StringAlignment.Justify in VB?

回眸只為那壹抹淺笑 提交于 2021-02-10 21:58:46

问题


I've been trying to print some documents in VB, and I've been doing just fine... until I realize I need my documents printed in Justify.

This is the code I use in my PrintDocuments:

Dim drawcenter As New StringFormat
drawcenter.Alignment = StringAlignment.Center

e.Graphics.DrawString("Terms and Conditions of Service", New Font("Times New Roman", 13, FontStyle.Bold Or FontStyle.Underline), New SolidBrush(Color.Black), New RectangleF(50, 50, 700, 30), drawcenter)

Is there a way to replace StringAlignment.Center with Justify or something instead?


回答1:


Function for Justified Left a long sentence(or Paragraph) Working for you !

   1.  Public  Function  GetJustifiedTextinLeft (text As String, width As Integer) As String
    Dim palabras As String() = text.Split(" "c)  'text-->palabras
    Dim sb1 As New System.Text.StringBuilder()
    Dim sb2 As New System.Text.StringBuilder()
    Dim length As Integer = palabras.Length     'palabras
    Dim resultado As New System.Collections.Generic.List(Of String)()
    Dim i As Integer = 0
    While i < length
        sb1.AppendFormat("{0} ", palabras(i))   'palabras
        If sb1.ToString().Length > width Then
            resultado.Add(sb2.ToString())
            sb1 = New System.Text.StringBuilder()
            sb2 = New System.Text.StringBuilder()
            System.Math.Max(System.Threading.Interlocked.Decrement(i), i + 1)
        Else
            sb2.AppendFormat("{0} ", palabras(i))
        End If
        System.Math.Max(System.Threading.Interlocked.Increment(i), i - 1)
    End While
    resultado.Add(sb2.ToString())               'resultado

    Dim resultado2 As New System.Collections.Generic.List(Of String)()
    Dim temp As String

    Dim index1 As Integer, index2 As Integer, salto As Integer
    Dim target As String
    Dim limite As Integer = resultado.Count     'resultado
    For Each item As String In resultado        'resultado
        target = " "
        temp = item.ToString().Trim()
        index1 = 0
        index2 = 0
        salto = 2

        If limite <= 1 Then
            resultado2.Add(temp)
            Exit For
        End If
        While temp.Length <= width
            If temp.IndexOf(target, index2) < 0 Then
                index1 = 0
                index2 = 0
                target = target + " "
                System.Math.Max(System.Threading.Interlocked.Increment(salto), salto - 1)
            End If
            index1 = temp.IndexOf(target, index2)
            temp = temp.Insert(temp.IndexOf(target, index2), " ")

            index2 = index1 + salto
        End While
        System.Math.Max(System.Threading.Interlocked.Decrement(limite), limite + 1)
        resultado2.Add(temp)
- - - -
Required actions →
a) In the thread on justifying text in VB, copy word for word the part starting with "Dim drawcenter As" and going on through "Working for you !".
b) Shorten the paragraph of the VB text-justification thread that begins "I've been trying to print some documents in VB" into one brief sentence that keeps its main facts.
c) Write what comes next in the thread on justifying text in VB, picking up right after its last line of code.
- - - -
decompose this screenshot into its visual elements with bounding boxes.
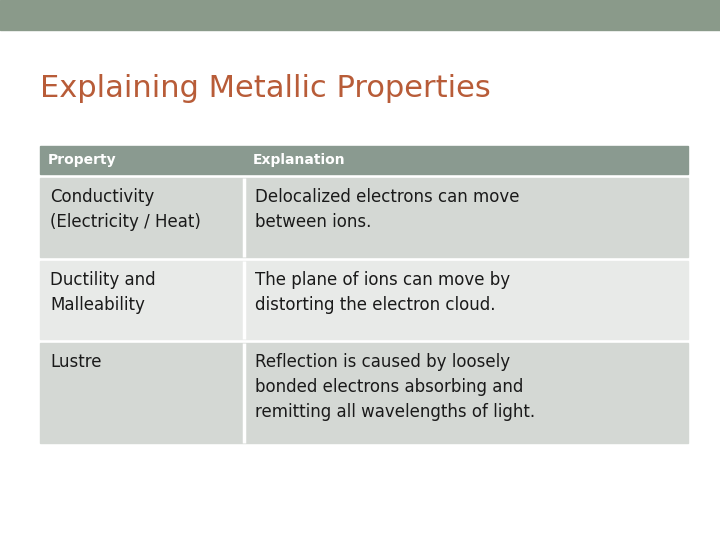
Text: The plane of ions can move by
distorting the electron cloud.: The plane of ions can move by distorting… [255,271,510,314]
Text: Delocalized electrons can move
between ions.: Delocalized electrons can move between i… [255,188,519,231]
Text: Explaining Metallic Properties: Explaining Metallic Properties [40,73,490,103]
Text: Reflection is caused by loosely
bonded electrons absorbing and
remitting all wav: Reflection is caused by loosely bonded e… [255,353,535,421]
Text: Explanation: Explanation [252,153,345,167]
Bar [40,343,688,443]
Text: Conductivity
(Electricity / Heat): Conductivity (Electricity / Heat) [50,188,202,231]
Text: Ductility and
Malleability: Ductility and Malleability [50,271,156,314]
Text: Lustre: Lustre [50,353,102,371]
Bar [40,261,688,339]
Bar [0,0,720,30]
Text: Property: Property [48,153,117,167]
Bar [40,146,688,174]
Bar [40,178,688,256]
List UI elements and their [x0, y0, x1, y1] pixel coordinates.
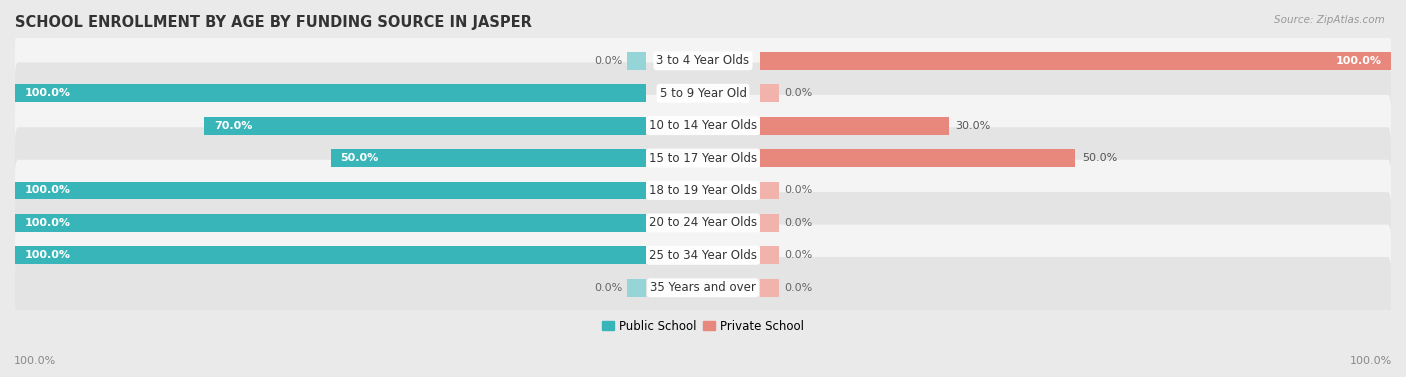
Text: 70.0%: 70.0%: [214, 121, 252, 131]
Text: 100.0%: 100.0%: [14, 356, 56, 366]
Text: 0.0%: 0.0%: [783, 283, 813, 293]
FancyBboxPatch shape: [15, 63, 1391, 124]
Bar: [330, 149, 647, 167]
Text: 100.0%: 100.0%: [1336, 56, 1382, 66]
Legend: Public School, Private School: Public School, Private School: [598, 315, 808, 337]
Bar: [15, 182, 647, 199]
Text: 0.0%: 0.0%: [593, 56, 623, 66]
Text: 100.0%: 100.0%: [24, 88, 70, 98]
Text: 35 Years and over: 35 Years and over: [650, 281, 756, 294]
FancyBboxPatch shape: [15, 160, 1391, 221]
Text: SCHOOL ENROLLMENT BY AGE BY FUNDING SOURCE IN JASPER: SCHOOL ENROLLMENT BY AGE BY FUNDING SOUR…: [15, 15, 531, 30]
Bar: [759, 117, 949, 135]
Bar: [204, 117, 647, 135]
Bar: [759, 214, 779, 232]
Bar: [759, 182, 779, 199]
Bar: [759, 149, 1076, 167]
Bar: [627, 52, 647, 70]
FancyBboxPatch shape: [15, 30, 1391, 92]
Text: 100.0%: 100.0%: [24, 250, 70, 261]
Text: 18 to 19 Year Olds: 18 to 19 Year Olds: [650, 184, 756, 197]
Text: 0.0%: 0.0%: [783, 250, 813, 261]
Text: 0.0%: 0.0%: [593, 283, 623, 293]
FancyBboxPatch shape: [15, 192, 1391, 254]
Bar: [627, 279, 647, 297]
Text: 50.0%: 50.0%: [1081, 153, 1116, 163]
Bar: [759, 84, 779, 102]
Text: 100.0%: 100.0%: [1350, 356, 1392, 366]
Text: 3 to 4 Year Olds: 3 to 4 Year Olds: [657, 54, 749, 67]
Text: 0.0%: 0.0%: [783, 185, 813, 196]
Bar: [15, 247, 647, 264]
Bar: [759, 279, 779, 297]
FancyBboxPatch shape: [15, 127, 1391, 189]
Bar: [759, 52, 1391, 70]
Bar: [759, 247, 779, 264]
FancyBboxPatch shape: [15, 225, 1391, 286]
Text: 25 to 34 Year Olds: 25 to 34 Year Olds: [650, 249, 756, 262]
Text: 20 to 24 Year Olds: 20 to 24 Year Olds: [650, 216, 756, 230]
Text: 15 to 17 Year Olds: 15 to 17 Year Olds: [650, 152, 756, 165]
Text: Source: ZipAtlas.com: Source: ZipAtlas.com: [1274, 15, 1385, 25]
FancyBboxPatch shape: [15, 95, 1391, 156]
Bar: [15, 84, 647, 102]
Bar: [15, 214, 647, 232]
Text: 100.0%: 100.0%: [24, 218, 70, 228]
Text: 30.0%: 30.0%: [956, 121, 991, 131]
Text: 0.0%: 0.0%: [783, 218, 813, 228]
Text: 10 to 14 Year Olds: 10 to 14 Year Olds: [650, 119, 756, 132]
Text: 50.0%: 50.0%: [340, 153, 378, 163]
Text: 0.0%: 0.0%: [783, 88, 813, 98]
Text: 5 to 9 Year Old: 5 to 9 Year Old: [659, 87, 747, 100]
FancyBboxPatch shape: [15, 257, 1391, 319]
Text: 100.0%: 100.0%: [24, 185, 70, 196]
- - - -
Task responses →
a)
Dim drawcenter As New StringFormat
drawcenter.Alignment = StringAlignment.Center

e.Graphics.DrawString("Terms and Conditions of Service", New Font("Times New Roman", 13, FontStyle.Bold Or FontStyle.Underline), New SolidBrush(Color.Black), New RectangleF(50, 50, 700, 30), drawcenter)

Is there a way to replace StringAlignment.Center with Justify or something instead?


回答1:


Function for Justified Left a long sentence(or Paragraph) Working for you !

b) The documents were printing fine in VB until the poster realized they needed to be printed justified.

c)
    Next

    Dim builder As New System.Text.StringBuilder()
    For Each item As String In resultado2
        builder.Append(item).Append(chr(10))
   Next
    Return builder.ToString()
End Function


  2.    For Calling  above Function
  Dim  Resulttext as string=GetJustifiedTextinLeft (“YourString”,70) 
  '70 is the width 



回答2:


Do you mean pad the string?

You could try String.PadRight.

http://www.dotnetperls.com/padright

http://msdn.microsoft.com/en-us/library/66f6d830%28v=vs.110%29.aspx

http://www.csharp-examples.net/align-string-with-spaces/

If you want to have the same number of spaces between each word so the first word is on the left and the last word is on the right you may need to right your own code.

I wrote this which does what I think you want, it could be refactored:

Sub Main()

    System.Console.WriteLine("123456789012345678901234567890")
    Dim Words As New List(Of String)
    Words.Add("Hello")
    Words.Add("World")
    System.Console.WriteLine(SplitWordsOverSpace(30, Words))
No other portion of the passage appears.